Lines before the one containing "Parse this screenshot: output" are excluded. Repeat that line and every line after it, exactly.

**The records**
---------------

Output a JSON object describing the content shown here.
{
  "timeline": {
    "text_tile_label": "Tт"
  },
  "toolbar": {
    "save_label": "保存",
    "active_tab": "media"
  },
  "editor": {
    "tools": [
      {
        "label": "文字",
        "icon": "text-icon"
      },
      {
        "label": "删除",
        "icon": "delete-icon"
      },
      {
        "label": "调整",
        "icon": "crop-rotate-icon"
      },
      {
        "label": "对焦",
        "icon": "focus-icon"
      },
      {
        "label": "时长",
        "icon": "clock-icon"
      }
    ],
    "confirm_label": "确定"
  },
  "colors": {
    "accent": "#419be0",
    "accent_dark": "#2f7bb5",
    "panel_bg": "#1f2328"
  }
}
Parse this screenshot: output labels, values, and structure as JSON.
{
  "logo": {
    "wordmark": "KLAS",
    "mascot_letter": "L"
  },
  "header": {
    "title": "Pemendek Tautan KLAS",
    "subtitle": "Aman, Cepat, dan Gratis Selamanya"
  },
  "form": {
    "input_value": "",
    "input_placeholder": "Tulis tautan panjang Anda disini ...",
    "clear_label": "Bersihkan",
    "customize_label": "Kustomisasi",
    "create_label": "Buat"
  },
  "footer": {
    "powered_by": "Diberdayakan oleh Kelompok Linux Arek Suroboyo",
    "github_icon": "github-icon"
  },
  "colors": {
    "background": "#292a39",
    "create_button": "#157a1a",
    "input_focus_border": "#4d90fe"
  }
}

---------------

**In response**
Parse this screenshot: output labels, values, and structure as JSON.
{
  "logo": {
    "wordmark": "KLAS",
    "mascot_letter": "L"
  },
  "header": {
    "title": "Pemendek Tautan KLAS",
    "subtitle": "Aman, Cepat, dan Gratis Selamanya"
  },
  "form": {
    "input_value": "",
    "input_placeholder": "Tulis tautan panjang Anda disini ...",
    "clear_label": "Bersihkan",
    "customize_label": "Kustomisasi",
    "create_label": "Buat"
  },
  "footer": {
    "powered_by": "Diberdayakan oleh Kelompok Linux Arek Suroboyo",
    "github_icon": "github-icon"
  },
  "colors": {
    "background": "#292a39",
    "create_button": "#157a1a",
    "input_focus_border": "#4d90fe"
  }
}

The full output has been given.